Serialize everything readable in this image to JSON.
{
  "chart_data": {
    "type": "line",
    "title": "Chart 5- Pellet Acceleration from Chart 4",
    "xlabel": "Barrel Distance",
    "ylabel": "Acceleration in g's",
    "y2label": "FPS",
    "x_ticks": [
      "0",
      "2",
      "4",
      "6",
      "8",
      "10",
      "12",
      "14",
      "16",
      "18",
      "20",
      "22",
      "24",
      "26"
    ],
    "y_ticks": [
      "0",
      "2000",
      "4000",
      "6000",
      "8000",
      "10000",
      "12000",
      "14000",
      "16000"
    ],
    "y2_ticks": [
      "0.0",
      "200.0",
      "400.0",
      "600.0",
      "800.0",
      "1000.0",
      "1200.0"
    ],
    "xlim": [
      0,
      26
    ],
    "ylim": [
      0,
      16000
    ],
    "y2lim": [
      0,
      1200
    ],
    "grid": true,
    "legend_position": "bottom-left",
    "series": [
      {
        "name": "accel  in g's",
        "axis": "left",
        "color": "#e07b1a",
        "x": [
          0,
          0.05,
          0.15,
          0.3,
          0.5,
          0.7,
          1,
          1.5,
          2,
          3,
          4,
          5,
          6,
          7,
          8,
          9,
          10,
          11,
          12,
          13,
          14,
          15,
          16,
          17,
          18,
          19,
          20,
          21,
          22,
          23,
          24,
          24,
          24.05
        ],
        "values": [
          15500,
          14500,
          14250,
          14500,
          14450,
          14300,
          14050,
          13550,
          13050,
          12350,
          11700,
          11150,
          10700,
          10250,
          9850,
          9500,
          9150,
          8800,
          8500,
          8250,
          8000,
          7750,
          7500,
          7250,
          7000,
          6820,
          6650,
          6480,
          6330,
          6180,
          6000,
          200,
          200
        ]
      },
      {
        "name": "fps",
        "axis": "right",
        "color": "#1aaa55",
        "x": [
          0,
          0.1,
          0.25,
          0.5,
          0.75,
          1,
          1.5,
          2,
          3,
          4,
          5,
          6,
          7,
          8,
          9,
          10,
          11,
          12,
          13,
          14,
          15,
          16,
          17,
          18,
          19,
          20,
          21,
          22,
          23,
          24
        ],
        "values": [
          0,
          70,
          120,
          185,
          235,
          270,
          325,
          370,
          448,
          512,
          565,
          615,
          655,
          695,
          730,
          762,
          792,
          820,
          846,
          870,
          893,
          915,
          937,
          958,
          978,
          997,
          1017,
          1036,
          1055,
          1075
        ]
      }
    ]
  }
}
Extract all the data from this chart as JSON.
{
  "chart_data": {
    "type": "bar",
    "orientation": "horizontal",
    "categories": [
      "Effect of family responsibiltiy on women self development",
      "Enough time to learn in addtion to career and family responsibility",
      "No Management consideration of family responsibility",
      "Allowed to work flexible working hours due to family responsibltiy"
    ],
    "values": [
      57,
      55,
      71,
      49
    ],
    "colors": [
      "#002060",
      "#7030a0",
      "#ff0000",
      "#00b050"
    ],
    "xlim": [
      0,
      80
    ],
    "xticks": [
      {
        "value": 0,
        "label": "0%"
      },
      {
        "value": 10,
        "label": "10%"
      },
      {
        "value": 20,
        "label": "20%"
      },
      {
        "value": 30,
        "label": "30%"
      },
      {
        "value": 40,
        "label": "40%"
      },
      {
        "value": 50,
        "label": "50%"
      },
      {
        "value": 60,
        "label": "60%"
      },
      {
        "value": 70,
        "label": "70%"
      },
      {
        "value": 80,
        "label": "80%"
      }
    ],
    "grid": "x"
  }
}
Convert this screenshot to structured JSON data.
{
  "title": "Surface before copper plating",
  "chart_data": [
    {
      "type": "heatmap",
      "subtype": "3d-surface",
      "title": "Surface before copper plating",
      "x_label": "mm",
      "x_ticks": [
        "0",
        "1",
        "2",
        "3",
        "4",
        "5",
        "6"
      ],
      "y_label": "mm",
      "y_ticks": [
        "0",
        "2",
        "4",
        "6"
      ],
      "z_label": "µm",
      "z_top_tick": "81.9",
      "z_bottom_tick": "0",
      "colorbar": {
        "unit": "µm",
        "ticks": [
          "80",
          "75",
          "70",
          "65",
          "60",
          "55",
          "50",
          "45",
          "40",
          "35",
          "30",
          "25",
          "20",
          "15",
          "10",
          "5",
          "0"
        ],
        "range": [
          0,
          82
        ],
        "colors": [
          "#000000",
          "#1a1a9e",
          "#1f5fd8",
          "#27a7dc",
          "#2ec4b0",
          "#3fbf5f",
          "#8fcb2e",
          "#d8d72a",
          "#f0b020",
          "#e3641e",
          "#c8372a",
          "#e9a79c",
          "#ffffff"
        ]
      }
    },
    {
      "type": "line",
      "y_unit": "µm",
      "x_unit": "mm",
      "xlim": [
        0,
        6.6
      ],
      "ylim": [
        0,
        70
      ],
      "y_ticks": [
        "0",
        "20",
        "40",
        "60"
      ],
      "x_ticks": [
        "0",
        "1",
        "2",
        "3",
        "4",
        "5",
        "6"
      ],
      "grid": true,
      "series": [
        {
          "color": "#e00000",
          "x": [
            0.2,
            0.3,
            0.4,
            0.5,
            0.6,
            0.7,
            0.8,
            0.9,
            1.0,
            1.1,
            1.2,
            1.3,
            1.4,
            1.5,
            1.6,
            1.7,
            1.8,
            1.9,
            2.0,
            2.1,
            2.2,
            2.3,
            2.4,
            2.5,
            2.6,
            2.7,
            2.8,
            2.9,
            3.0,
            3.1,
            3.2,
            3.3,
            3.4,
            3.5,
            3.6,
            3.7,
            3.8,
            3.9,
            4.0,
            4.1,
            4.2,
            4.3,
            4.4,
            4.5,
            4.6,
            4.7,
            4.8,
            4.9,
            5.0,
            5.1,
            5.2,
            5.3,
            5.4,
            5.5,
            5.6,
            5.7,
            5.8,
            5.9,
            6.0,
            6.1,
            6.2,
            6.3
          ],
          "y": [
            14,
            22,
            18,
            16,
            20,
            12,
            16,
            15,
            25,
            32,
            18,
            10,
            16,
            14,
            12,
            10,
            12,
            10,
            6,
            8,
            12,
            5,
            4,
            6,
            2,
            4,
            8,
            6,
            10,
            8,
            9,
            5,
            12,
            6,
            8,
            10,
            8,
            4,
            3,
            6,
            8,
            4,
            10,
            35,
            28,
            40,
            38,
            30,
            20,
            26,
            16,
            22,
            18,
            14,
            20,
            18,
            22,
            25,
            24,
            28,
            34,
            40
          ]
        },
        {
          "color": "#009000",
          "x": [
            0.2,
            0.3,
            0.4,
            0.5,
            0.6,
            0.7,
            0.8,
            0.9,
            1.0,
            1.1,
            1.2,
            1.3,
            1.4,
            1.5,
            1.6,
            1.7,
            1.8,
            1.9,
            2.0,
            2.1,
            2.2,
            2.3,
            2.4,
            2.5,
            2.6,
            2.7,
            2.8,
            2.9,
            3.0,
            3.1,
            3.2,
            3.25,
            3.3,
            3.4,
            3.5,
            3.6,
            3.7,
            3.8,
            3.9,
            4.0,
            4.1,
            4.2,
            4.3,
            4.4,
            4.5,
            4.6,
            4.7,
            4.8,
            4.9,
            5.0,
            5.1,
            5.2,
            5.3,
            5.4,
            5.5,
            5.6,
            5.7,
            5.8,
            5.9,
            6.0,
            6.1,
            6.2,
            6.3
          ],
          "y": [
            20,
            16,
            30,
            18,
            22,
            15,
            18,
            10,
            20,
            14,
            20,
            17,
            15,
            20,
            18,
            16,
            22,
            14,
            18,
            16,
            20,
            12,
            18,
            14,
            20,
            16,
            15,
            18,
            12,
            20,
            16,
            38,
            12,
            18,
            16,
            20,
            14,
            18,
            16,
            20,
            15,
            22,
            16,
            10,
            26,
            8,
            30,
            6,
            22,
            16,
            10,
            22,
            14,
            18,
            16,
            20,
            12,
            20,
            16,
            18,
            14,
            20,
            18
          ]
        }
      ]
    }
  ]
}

• • • •

Report only how many lines in the entries contain "this".

**Result of the task**
3